Source:
<<<<

An Illegal screen called out of bounds. On Nate, no foul, just change of possession. Boone gets inside, can’t hit, Lee board.

Lee can’t get it to go, Cliff board.

Marcus around the screen, can’t hit off glass, Boone foul.

-Petey


----------



## Petey (Aug 23, 2002)

Kidd and Marbury both back now.
Lee twisting his way, can’t hit, Crawford board, Misses the Quick 3, Boone board.

Marcus drives, kicks to Cliff, and drops the bucket!

-Petey


----------



## HB (May 1, 2004)

How could Marcus miss that wide open layup


----------



## Petey (Aug 23, 2002)

Boki on Nate, drives… can’t hit. Marcus tries to go all the way, but can’t hit, Marbury attacking. Cliff breaks up the pass to Marcus, but he fumbles out of bounds.

Knicks ball out of the timeout.

-Petey


----------



## jarkid (Jun 30, 2005)

marcus to cliffy, bucket !


----------



## Petey (Aug 23, 2002)

Haha TVU viewer sending in Q's to YES for the ask the announcers segment.

Nate can't hit the 3, Marcus bad pass and back to the Knicks.

-Petey


----------



## jarkid (Jun 30, 2005)

damn... bad pass... Marcus, you are turnover prone


----------



## jarkid (Jun 30, 2005)

>>>>

What you should do:
Answer each from the game thread above:
(a) Which two players does Petey say are both back now?
(b) After Marcus drives, to whom does he kick the ball before the bucket?
(c) What does jarkid call Marcus after his bad pass?

Raw data:
<<<<

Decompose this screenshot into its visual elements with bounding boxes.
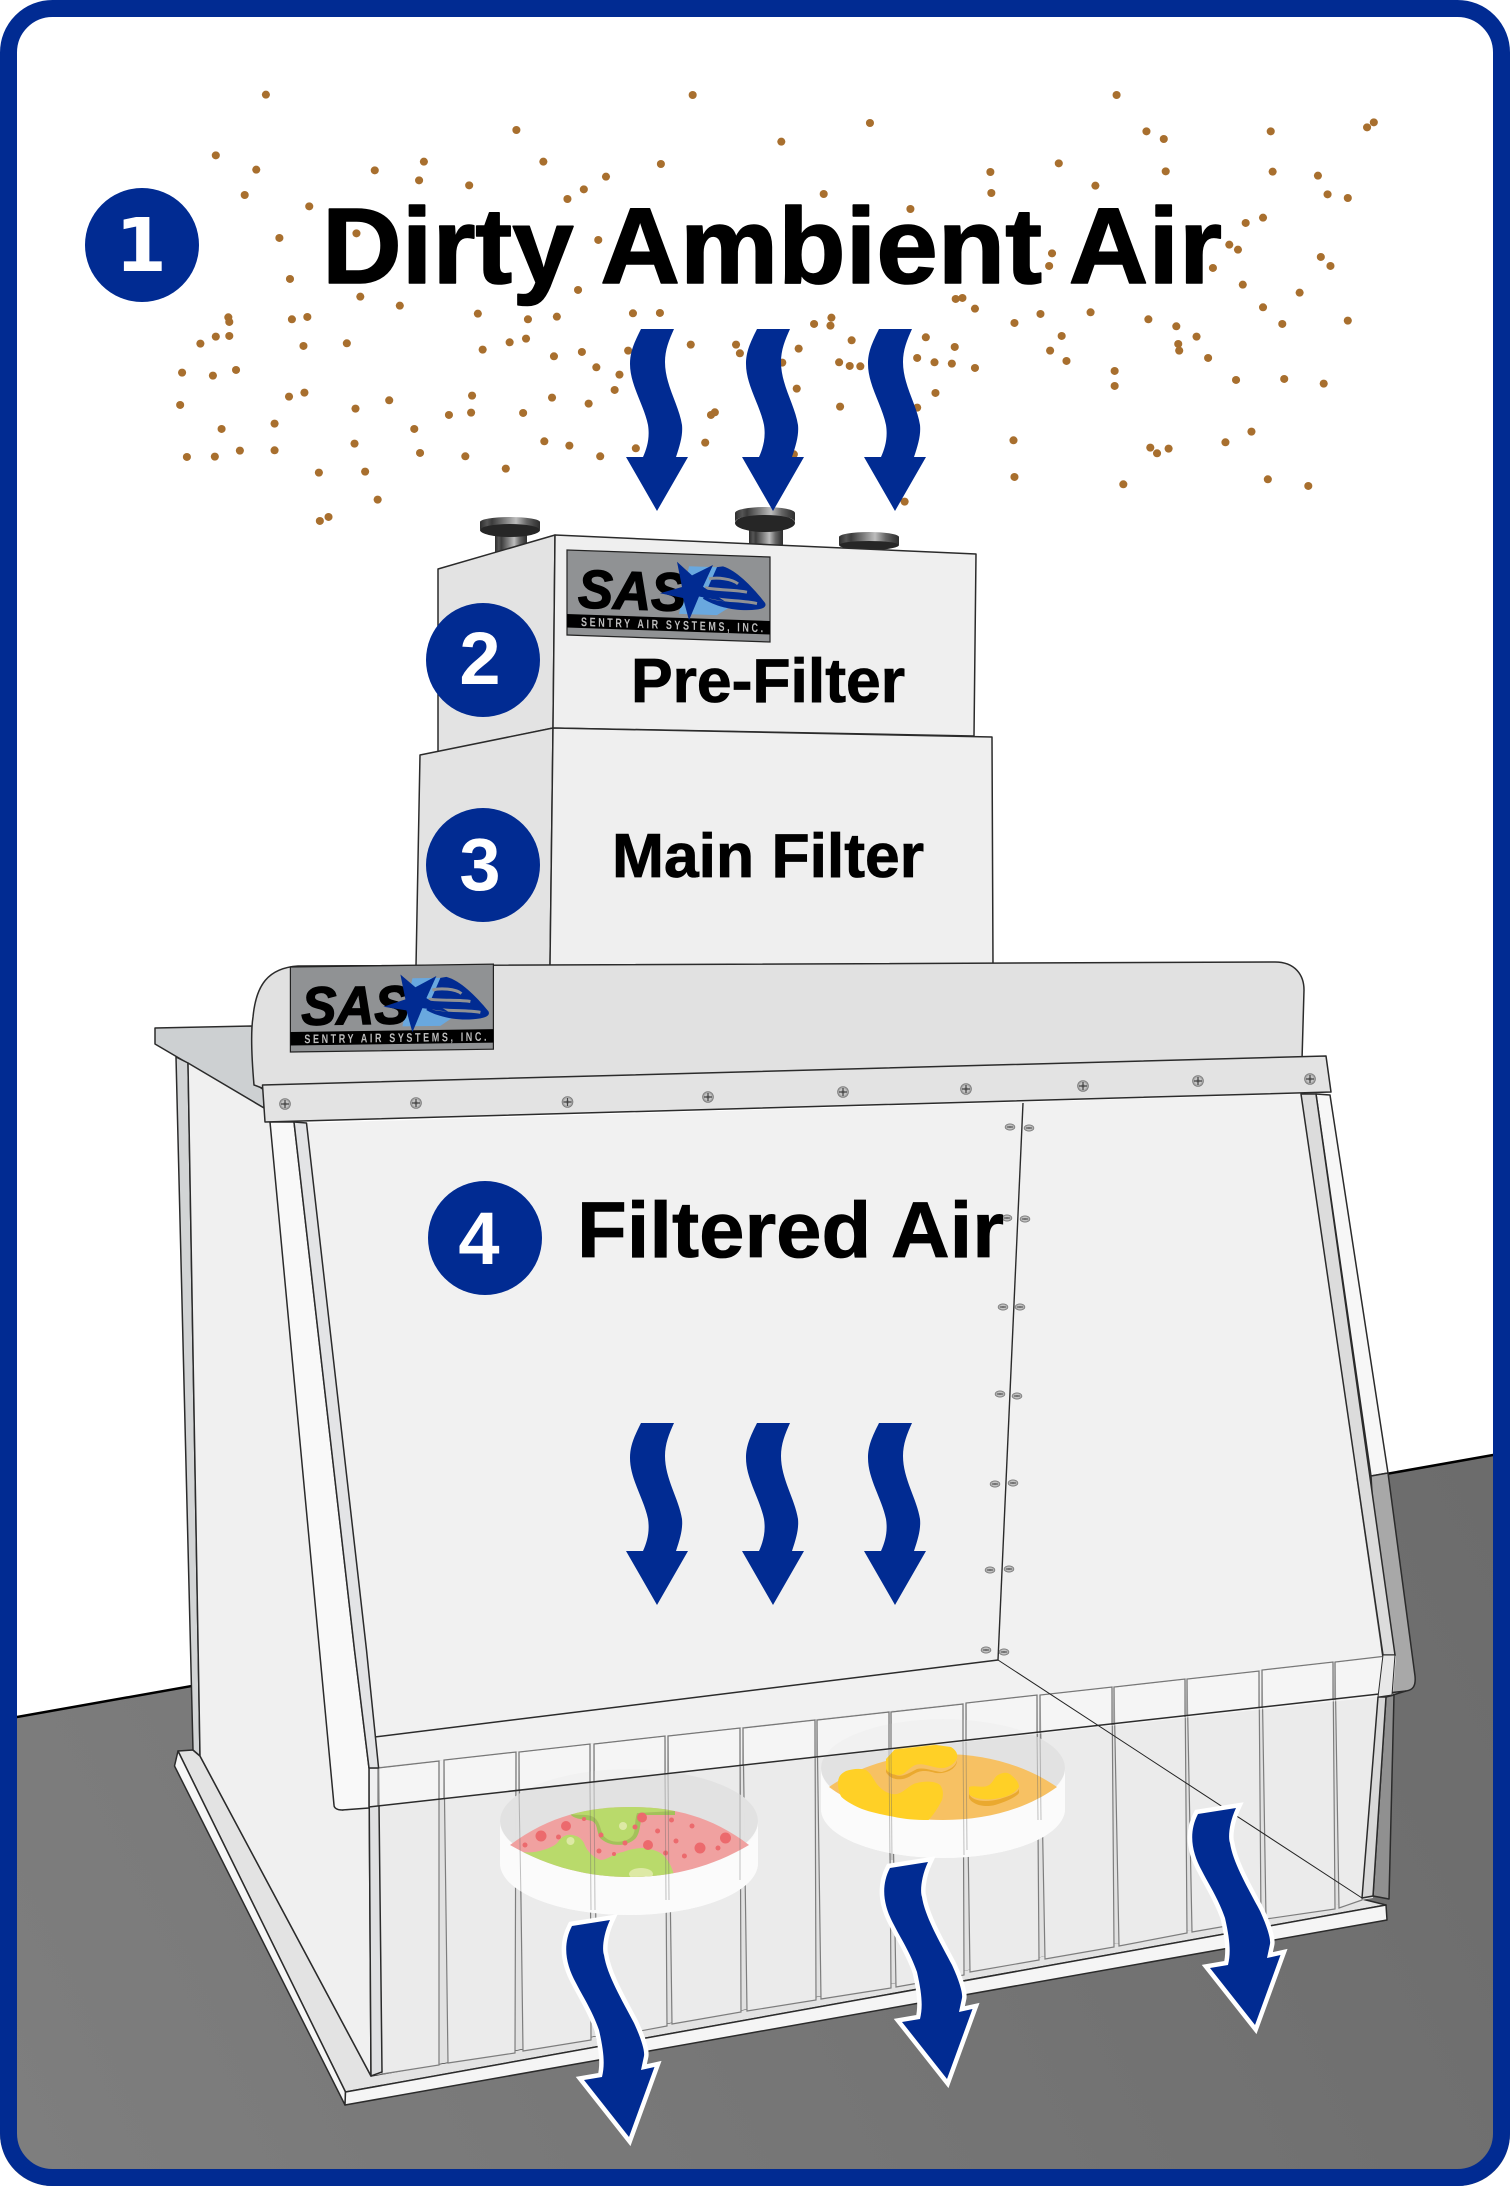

>>>>

Exercise output:
(a) Kidd and Marbury
(b) Cliff
(c) Turnover prone